[Source data]
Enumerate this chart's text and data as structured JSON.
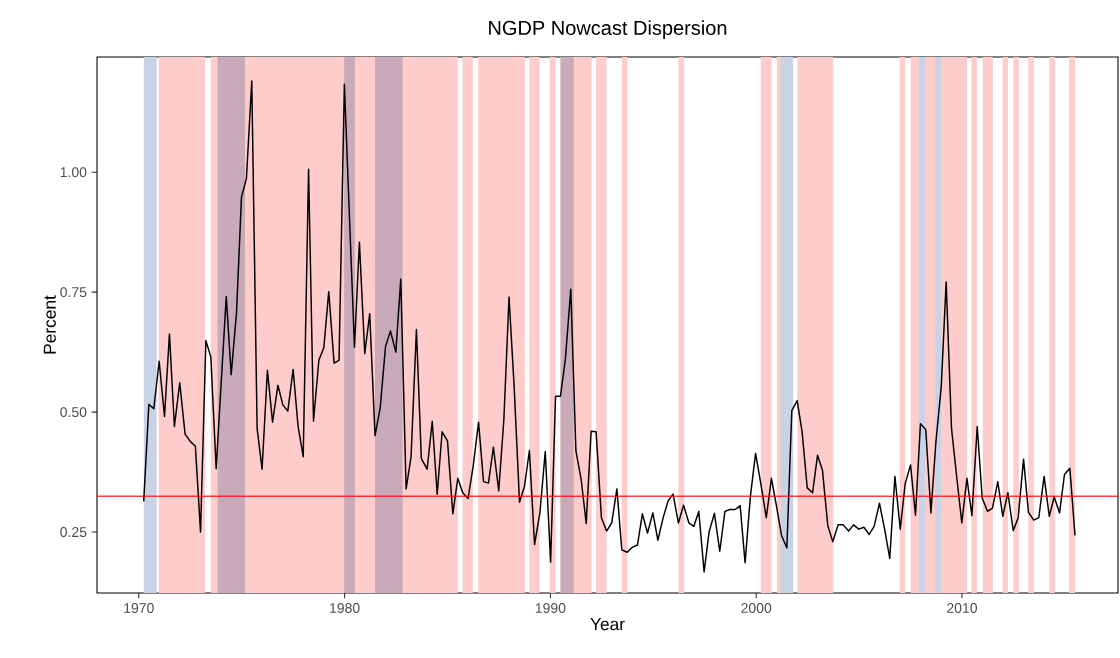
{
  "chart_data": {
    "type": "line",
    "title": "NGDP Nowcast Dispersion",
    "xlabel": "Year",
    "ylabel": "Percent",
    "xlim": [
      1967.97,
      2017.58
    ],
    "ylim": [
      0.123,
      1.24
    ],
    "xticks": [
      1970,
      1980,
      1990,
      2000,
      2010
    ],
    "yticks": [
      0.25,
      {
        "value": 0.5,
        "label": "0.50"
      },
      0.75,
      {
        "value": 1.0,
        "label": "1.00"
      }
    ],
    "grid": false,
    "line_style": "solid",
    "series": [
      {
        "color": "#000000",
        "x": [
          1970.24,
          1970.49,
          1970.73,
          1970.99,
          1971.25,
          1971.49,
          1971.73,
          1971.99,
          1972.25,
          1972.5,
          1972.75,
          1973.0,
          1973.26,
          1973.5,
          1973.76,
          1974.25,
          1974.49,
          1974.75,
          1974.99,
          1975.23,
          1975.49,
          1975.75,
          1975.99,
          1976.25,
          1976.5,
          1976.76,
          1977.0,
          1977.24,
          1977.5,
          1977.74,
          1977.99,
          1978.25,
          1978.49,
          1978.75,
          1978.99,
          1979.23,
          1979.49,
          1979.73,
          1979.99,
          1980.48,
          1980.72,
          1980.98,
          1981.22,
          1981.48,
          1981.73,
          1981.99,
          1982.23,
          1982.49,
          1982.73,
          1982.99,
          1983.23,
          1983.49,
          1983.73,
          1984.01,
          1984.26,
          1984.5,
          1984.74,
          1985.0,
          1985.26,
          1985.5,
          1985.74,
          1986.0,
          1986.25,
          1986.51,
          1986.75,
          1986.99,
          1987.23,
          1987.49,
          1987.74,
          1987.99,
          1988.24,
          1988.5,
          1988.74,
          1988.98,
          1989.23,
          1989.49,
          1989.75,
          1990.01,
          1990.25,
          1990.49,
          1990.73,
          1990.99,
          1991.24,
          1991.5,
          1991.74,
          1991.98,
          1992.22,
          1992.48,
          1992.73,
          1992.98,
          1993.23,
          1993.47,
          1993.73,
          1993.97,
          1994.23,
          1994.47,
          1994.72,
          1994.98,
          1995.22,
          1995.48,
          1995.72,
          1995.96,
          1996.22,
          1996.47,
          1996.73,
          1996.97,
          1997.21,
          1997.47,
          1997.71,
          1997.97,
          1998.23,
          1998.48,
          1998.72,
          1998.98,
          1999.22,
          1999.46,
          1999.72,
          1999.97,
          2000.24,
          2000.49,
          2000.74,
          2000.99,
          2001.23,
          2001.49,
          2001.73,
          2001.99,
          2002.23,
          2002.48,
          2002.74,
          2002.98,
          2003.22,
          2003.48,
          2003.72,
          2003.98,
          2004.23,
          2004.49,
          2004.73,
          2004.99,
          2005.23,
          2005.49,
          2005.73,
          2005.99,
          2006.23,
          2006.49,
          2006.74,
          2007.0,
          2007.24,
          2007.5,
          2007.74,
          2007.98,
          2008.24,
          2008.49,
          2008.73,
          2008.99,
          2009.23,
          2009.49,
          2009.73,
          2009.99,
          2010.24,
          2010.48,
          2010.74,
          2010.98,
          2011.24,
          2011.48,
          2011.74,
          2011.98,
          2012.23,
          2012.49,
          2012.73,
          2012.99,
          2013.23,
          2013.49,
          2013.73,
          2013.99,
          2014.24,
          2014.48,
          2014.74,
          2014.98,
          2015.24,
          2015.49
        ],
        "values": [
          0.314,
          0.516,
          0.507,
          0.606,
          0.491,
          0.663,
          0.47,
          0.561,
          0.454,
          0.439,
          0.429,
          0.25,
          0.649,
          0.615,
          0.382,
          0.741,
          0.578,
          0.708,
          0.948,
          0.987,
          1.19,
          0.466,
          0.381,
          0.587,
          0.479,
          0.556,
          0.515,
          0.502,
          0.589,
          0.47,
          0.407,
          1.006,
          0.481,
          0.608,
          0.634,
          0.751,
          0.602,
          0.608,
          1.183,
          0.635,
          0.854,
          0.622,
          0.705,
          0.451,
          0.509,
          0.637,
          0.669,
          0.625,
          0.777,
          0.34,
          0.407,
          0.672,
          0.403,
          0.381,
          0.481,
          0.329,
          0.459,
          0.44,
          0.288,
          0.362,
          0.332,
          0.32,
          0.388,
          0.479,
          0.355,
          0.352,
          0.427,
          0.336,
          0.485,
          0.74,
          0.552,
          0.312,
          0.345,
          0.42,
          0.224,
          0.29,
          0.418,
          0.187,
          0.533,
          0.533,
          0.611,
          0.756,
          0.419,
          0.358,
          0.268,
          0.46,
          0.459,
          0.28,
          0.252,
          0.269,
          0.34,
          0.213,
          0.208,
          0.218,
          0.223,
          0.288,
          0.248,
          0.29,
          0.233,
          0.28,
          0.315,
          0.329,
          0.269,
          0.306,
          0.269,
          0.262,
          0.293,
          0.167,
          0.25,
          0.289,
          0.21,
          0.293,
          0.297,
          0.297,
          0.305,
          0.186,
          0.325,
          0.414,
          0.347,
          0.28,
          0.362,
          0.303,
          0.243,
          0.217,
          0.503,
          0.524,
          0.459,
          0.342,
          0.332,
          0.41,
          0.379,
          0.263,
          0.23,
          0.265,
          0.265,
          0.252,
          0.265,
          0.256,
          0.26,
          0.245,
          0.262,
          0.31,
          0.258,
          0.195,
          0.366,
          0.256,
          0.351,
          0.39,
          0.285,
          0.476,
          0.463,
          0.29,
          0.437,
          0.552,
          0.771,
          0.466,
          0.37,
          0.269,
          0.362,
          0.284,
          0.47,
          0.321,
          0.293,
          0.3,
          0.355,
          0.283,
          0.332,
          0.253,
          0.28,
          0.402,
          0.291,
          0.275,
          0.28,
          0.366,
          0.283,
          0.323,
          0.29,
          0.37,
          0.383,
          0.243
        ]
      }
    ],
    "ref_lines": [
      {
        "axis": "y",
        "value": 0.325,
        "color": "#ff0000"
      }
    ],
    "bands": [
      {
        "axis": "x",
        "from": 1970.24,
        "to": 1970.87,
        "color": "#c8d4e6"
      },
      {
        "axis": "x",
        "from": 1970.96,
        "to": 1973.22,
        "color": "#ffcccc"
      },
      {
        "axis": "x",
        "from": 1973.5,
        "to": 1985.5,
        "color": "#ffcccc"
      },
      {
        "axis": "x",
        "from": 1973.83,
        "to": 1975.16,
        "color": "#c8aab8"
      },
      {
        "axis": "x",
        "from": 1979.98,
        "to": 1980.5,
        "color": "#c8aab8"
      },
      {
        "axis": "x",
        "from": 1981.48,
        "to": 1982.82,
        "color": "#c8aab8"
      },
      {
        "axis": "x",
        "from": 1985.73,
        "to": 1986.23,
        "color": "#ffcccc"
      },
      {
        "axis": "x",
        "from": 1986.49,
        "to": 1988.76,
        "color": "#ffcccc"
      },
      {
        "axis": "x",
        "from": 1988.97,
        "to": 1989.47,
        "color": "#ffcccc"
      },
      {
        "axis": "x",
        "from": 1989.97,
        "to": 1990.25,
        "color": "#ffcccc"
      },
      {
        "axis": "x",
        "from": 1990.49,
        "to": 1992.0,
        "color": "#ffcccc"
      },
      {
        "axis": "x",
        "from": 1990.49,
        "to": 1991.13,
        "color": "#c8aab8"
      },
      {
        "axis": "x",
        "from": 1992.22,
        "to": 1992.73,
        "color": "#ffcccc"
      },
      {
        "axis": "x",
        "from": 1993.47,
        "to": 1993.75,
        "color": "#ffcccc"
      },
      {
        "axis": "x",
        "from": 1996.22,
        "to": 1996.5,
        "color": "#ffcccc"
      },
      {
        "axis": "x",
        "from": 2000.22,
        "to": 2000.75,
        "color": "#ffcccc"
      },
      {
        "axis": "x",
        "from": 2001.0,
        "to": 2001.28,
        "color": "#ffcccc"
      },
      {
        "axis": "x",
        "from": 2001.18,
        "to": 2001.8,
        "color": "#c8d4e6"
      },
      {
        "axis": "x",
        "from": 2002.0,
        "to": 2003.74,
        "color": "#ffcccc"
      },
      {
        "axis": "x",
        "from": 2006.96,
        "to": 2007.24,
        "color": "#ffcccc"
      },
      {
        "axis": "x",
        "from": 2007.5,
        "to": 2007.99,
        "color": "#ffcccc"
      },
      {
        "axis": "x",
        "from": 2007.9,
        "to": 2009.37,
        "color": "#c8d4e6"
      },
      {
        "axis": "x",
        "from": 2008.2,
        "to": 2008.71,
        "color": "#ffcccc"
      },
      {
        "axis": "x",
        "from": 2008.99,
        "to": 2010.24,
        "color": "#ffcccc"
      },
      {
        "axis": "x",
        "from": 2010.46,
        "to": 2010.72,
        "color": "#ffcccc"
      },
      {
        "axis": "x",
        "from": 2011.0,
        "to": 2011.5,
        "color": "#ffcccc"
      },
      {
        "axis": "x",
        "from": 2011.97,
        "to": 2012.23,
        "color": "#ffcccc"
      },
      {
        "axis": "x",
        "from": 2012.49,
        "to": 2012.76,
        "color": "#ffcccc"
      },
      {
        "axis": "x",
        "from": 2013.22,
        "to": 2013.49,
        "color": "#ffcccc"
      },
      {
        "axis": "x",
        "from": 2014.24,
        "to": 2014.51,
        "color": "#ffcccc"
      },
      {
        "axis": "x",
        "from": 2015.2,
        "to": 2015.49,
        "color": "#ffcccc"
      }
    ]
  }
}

==

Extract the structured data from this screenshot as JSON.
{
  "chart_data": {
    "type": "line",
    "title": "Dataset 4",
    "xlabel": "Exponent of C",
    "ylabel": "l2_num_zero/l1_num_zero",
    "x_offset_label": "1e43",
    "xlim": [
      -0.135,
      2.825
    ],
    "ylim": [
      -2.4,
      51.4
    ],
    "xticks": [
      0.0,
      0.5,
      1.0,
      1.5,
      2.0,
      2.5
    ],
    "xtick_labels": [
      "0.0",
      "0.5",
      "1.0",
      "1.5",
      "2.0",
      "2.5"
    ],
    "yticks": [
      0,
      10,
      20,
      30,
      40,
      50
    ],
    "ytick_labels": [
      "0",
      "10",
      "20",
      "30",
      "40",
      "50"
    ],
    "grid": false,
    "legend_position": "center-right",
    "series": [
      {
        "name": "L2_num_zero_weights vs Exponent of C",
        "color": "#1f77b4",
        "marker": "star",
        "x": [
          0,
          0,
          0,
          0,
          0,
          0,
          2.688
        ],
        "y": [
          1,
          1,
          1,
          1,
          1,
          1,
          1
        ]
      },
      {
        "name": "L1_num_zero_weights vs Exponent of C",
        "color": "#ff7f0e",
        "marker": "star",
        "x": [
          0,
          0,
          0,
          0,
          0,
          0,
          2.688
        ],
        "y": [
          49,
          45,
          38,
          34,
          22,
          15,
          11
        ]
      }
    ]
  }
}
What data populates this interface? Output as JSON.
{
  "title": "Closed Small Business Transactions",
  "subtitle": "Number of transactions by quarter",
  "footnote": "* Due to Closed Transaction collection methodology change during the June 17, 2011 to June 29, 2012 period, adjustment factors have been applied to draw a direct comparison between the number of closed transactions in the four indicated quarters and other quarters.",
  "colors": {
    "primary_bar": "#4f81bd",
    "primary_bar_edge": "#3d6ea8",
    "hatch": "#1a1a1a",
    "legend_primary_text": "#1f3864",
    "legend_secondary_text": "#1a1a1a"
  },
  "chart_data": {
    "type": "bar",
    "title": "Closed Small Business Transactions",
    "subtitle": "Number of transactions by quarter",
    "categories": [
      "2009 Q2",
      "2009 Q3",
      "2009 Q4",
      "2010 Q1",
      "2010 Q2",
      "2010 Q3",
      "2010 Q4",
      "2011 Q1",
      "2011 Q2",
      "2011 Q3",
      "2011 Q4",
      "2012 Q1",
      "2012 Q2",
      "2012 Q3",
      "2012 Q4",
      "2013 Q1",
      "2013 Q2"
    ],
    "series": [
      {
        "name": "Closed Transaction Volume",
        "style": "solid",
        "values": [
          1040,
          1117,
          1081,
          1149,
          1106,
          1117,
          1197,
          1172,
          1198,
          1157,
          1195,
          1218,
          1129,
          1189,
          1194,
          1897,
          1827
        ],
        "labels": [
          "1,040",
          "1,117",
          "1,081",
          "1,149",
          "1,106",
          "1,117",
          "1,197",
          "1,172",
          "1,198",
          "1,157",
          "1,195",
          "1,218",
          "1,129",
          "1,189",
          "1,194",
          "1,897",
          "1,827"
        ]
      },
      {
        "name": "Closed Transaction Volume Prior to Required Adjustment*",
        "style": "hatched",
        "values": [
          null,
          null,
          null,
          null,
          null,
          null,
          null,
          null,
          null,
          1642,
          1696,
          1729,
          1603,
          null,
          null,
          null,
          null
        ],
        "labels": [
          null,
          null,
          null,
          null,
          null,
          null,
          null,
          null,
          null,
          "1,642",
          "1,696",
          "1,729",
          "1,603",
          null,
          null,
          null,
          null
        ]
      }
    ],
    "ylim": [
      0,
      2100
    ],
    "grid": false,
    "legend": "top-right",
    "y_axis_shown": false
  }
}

→ Exercise:
Lines that hold "subtitle" are the ones to copy; find all of them.

→ Solution:
  "subtitle": "Number of transactions by quarter",
    "subtitle": "Number of transactions by quarter",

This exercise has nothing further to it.